#### What you will do:
Provide only the number of lines in the records below that include "caption".
--- --- ---
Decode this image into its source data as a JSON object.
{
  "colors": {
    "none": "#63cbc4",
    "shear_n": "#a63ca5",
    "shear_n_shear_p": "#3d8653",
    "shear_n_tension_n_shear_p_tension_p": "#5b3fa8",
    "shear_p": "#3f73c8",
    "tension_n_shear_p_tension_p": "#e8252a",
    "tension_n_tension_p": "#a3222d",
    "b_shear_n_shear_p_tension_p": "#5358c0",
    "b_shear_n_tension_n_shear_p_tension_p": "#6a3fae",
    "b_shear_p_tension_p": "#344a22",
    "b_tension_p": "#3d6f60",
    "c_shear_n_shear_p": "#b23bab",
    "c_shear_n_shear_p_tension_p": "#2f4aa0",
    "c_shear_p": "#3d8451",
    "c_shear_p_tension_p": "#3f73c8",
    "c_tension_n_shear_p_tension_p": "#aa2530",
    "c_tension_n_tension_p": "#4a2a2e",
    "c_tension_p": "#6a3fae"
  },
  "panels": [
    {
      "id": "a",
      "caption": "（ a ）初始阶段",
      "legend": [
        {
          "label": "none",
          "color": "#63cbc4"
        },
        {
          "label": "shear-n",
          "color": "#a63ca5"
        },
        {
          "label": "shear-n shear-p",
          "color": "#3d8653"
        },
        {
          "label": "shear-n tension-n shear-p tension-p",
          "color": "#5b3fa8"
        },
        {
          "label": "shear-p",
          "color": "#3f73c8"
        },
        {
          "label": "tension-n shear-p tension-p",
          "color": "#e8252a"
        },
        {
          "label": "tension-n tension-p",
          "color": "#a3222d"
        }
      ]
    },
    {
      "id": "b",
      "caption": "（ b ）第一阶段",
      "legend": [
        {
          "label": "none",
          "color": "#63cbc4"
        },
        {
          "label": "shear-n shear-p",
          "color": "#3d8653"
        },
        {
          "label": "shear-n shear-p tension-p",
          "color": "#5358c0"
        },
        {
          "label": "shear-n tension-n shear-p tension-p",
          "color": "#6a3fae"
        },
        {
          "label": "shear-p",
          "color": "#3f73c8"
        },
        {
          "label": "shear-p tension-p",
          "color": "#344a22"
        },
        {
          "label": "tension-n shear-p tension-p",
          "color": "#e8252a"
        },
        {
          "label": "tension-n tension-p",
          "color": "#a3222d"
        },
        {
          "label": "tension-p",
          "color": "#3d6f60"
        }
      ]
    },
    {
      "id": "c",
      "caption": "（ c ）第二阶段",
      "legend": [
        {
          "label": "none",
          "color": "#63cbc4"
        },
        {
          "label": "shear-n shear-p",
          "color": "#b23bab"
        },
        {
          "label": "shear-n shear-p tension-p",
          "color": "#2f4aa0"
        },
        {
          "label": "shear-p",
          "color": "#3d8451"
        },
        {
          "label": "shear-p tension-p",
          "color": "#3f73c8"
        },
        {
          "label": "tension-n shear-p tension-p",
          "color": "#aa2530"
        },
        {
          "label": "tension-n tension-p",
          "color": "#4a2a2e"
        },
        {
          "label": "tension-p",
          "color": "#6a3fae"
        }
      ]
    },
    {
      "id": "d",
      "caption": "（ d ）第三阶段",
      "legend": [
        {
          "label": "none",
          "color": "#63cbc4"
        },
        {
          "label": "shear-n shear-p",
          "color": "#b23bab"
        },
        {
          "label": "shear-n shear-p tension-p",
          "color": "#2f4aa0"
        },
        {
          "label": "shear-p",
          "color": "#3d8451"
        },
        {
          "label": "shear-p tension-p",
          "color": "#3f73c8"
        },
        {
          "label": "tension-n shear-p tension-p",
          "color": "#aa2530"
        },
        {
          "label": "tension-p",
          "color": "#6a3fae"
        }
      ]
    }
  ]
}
--- --- ---
#### Reply to the exercise:
4